» Recorded data
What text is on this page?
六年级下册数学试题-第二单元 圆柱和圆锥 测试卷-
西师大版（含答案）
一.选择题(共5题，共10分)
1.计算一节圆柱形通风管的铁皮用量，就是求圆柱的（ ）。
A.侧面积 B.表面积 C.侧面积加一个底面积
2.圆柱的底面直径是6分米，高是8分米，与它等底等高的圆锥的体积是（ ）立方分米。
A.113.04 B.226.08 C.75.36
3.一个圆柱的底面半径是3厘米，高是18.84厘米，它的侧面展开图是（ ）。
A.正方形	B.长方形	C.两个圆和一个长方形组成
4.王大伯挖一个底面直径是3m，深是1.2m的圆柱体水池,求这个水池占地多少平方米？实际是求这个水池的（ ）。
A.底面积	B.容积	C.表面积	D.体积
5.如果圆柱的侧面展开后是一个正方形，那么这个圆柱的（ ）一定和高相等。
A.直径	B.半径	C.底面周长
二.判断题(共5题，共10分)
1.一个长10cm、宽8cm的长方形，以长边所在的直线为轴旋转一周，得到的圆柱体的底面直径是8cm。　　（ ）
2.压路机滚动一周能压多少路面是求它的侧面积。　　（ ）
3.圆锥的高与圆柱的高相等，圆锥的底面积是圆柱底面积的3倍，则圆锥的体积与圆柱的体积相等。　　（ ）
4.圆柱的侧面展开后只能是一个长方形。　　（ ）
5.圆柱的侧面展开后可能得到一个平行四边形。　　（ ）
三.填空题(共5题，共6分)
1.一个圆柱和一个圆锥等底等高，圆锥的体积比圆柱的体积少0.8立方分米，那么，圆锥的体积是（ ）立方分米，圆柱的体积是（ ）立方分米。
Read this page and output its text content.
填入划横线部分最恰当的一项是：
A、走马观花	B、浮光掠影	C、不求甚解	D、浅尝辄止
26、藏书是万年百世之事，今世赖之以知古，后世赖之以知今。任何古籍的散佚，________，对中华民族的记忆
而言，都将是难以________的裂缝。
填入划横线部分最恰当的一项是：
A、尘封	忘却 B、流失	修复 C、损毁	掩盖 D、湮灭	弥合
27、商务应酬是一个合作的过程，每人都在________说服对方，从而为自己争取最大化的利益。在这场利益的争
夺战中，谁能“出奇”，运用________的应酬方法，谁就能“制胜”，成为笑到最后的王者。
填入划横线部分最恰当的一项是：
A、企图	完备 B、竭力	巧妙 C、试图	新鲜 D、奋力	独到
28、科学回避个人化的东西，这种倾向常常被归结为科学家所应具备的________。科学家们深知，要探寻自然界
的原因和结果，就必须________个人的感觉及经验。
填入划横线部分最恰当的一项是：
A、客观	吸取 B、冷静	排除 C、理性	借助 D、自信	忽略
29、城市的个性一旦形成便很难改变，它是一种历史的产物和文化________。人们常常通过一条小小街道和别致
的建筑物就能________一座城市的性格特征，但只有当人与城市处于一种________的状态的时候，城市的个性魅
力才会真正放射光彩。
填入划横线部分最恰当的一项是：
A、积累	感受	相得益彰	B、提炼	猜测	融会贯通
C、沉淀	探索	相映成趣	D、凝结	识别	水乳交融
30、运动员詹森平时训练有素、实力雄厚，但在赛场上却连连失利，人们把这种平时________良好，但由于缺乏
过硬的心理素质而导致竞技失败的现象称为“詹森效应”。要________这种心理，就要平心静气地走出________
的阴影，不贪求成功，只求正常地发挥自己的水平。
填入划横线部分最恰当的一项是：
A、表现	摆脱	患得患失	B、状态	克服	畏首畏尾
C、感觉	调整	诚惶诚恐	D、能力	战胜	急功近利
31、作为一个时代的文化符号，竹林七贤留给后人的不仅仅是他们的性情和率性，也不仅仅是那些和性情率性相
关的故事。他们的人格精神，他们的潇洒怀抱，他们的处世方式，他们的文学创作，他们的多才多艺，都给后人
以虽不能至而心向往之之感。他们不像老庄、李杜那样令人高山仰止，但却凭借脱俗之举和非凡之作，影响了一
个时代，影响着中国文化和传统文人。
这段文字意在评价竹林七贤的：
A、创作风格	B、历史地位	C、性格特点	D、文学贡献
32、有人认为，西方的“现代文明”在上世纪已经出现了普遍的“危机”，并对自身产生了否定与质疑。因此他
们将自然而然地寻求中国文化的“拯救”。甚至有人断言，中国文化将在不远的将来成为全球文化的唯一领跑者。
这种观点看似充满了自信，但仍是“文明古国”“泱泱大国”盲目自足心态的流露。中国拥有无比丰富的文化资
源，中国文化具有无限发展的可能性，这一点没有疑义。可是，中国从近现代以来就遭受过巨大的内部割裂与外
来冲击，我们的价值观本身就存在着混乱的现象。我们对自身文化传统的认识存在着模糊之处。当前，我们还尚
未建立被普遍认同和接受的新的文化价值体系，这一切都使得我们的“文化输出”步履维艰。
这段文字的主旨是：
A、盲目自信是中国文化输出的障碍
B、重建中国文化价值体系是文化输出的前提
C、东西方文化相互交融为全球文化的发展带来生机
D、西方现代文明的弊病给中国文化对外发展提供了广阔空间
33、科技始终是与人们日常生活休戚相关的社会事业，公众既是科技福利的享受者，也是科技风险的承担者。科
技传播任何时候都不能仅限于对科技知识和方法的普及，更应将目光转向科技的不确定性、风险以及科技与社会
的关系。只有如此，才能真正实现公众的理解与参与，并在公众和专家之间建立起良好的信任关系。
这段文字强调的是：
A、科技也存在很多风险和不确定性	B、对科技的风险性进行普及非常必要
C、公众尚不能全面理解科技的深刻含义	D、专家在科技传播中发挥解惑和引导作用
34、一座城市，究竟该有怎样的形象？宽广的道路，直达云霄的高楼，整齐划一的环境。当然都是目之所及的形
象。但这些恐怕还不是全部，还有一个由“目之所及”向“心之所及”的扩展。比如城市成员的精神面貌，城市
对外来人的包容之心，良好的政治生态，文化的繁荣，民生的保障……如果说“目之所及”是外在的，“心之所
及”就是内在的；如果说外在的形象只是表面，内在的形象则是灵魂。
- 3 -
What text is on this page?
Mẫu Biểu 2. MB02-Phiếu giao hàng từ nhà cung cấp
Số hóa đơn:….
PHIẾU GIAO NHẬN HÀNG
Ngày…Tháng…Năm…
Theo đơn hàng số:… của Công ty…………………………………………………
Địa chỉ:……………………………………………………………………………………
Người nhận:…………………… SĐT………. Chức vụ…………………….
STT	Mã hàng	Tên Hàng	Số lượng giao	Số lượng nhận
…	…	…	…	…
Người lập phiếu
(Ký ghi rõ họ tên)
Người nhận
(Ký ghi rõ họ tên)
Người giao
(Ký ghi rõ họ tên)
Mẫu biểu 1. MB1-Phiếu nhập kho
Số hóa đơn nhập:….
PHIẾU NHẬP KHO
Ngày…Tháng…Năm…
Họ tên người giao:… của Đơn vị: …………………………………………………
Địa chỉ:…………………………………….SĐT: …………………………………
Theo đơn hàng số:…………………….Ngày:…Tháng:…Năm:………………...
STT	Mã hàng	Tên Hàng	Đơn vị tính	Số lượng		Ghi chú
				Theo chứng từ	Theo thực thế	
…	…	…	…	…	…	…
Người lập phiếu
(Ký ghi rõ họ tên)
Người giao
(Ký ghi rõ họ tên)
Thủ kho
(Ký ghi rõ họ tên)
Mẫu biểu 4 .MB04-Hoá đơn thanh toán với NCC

» What the task asks
Identify each line in the entries with the word "Theo" and copy it.

» Solution to this problem
Theo đơn hàng số:… của Công ty…………………………………………………
Theo đơn hàng số:…………………….Ngày:…Tháng:…Năm:………………...
				Theo chứng từ	Theo thực thế	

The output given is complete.